> [Stated exercise]: Do not include the pictures; repeat the rest of the data exactly.
────────────────────────────────────────
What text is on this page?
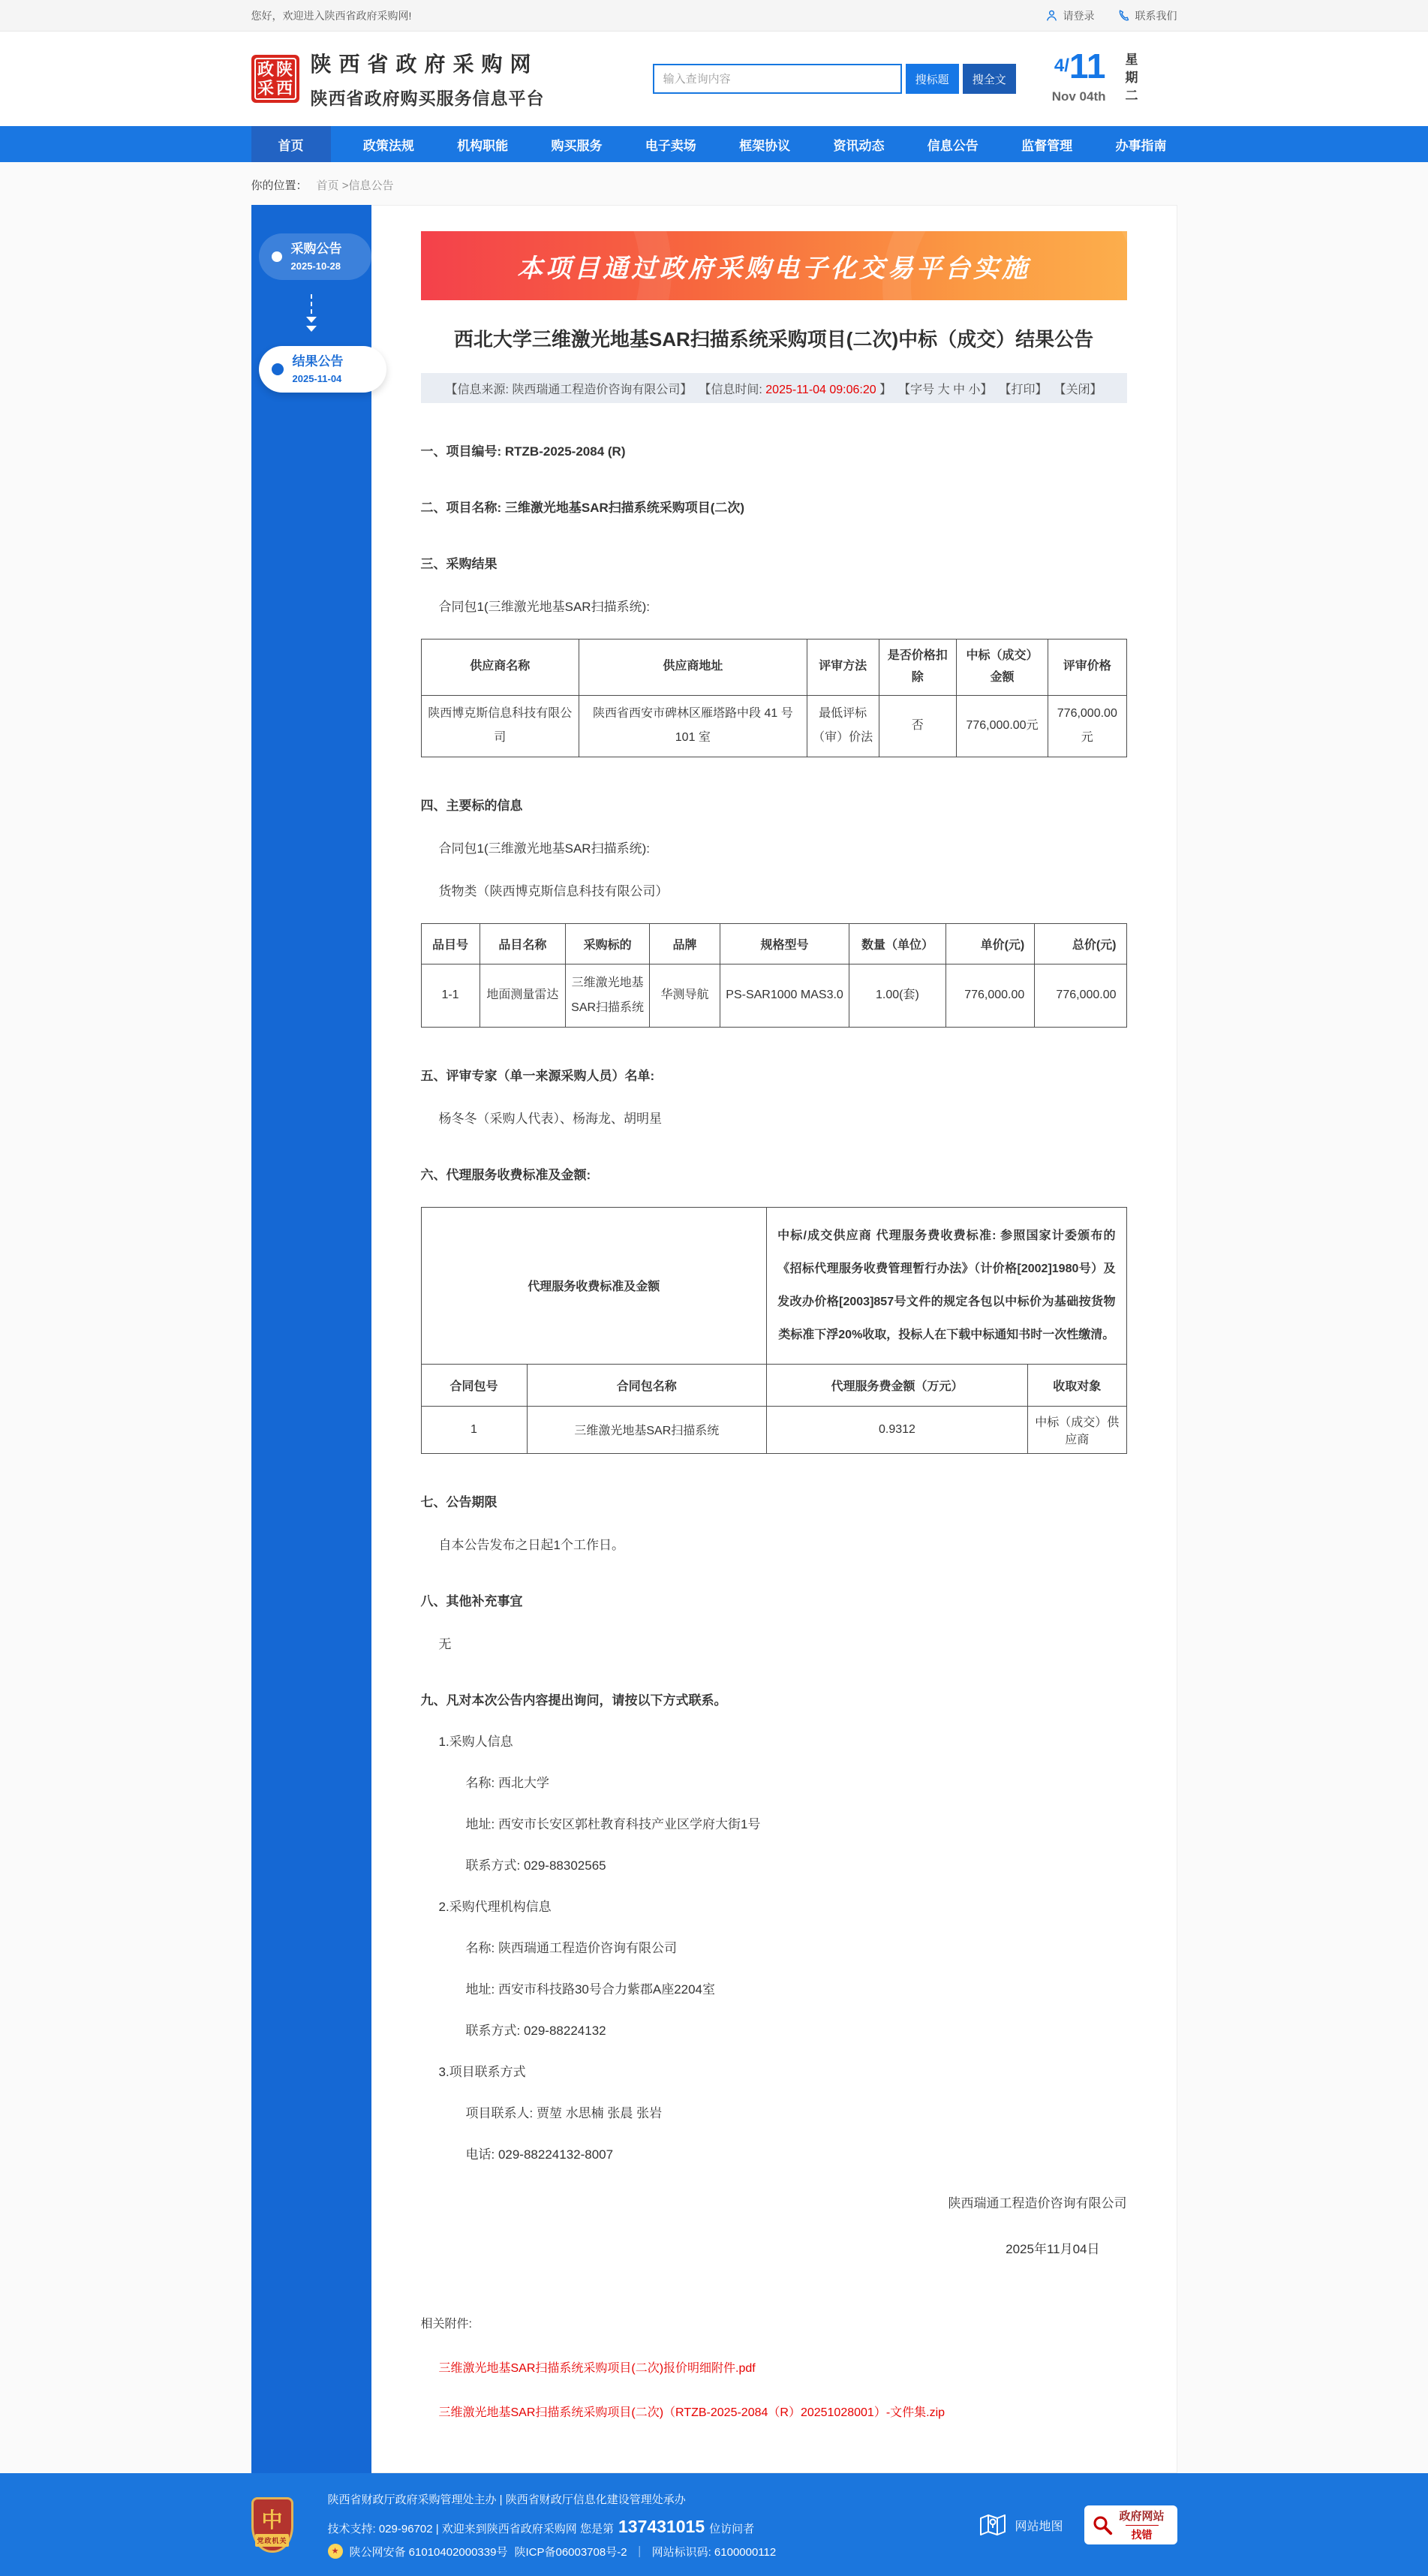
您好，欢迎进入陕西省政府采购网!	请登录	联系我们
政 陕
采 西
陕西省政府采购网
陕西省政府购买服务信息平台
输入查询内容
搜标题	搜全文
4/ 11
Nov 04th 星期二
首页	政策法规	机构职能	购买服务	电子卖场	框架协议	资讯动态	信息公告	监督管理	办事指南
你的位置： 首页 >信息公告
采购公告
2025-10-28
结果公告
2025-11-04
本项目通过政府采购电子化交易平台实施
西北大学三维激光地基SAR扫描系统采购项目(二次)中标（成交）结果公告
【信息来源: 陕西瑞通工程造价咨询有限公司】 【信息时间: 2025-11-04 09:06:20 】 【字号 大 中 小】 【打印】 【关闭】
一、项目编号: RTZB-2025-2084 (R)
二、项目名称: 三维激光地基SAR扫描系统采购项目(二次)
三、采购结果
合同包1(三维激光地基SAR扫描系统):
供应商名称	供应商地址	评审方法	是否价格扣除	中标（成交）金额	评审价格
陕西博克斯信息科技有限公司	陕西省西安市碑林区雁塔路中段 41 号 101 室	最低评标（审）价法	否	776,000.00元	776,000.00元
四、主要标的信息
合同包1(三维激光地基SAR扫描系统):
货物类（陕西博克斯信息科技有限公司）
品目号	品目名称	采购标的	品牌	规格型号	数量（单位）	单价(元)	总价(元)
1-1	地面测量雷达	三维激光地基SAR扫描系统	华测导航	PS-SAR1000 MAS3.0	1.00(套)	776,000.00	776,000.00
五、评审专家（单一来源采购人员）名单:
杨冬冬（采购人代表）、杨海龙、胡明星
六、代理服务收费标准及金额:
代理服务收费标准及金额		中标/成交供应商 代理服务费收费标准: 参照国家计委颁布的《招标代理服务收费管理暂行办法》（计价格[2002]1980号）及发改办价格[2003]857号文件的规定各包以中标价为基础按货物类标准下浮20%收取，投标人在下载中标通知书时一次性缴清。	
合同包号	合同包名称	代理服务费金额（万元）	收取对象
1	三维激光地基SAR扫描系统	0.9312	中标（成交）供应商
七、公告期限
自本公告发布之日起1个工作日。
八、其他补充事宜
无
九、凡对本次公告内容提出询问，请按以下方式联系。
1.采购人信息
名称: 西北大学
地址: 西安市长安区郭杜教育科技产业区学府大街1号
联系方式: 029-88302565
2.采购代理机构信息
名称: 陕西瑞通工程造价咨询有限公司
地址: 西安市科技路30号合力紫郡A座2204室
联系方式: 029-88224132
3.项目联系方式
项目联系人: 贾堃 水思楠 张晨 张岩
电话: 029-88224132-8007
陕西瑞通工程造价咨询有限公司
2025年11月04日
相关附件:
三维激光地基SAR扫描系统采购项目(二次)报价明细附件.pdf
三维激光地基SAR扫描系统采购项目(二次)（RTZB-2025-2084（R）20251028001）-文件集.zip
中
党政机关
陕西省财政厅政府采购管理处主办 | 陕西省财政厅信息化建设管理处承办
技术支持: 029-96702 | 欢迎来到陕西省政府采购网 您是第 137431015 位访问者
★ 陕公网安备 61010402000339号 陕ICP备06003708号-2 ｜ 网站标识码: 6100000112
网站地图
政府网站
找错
────────────────────────────────────────
> [Result]:
What text is on this page?
您好，欢迎进入陕西省政府采购网!	请登录	联系我们
政 陕
采 西
陕西省政府采购网
陕西省政府购买服务信息平台
输入查询内容
搜标题	搜全文
4/ 11
Nov 04th 星期二
首页	政策法规	机构职能	购买服务	电子卖场	框架协议	资讯动态	信息公告	监督管理	办事指南
你的位置： 首页 >信息公告
采购公告
2025-10-28
结果公告
2025-11-04
本项目通过政府采购电子化交易平台实施
西北大学三维激光地基SAR扫描系统采购项目(二次)中标（成交）结果公告
【信息来源: 陕西瑞通工程造价咨询有限公司】 【信息时间: 2025-11-04 09:06:20 】 【字号 大 中 小】 【打印】 【关闭】
一、项目编号: RTZB-2025-2084 (R)
二、项目名称: 三维激光地基SAR扫描系统采购项目(二次)
三、采购结果
合同包1(三维激光地基SAR扫描系统):
供应商名称	供应商地址	评审方法	是否价格扣除	中标（成交）金额	评审价格
陕西博克斯信息科技有限公司	陕西省西安市碑林区雁塔路中段 41 号 101 室	最低评标（审）价法	否	776,000.00元	776,000.00元
四、主要标的信息
合同包1(三维激光地基SAR扫描系统):
货物类（陕西博克斯信息科技有限公司）
品目号	品目名称	采购标的	品牌	规格型号	数量（单位）	单价(元)	总价(元)
1-1	地面测量雷达	三维激光地基SAR扫描系统	华测导航	PS-SAR1000 MAS3.0	1.00(套)	776,000.00	776,000.00
五、评审专家（单一来源采购人员）名单:
杨冬冬（采购人代表）、杨海龙、胡明星
六、代理服务收费标准及金额:
代理服务收费标准及金额		中标/成交供应商 代理服务费收费标准: 参照国家计委颁布的《招标代理服务收费管理暂行办法》（计价格[2002]1980号）及发改办价格[2003]857号文件的规定各包以中标价为基础按货物类标准下浮20%收取，投标人在下载中标通知书时一次性缴清。	
合同包号	合同包名称	代理服务费金额（万元）	收取对象
1	三维激光地基SAR扫描系统	0.9312	中标（成交）供应商
七、公告期限
自本公告发布之日起1个工作日。
八、其他补充事宜
无
九、凡对本次公告内容提出询问，请按以下方式联系。
1.采购人信息
名称: 西北大学
地址: 西安市长安区郭杜教育科技产业区学府大街1号
联系方式: 029-88302565
2.采购代理机构信息
名称: 陕西瑞通工程造价咨询有限公司
地址: 西安市科技路30号合力紫郡A座2204室
联系方式: 029-88224132
3.项目联系方式
项目联系人: 贾堃 水思楠 张晨 张岩
电话: 029-88224132-8007
陕西瑞通工程造价咨询有限公司
2025年11月04日
相关附件:
三维激光地基SAR扫描系统采购项目(二次)报价明细附件.pdf
三维激光地基SAR扫描系统采购项目(二次)（RTZB-2025-2084（R）20251028001）-文件集.zip
中
党政机关
陕西省财政厅政府采购管理处主办 | 陕西省财政厅信息化建设管理处承办
技术支持: 029-96702 | 欢迎来到陕西省政府采购网 您是第 137431015 位访问者
★ 陕公网安备 61010402000339号 陕ICP备06003708号-2 ｜ 网站标识码: 6100000112
网站地图
政府网站
找错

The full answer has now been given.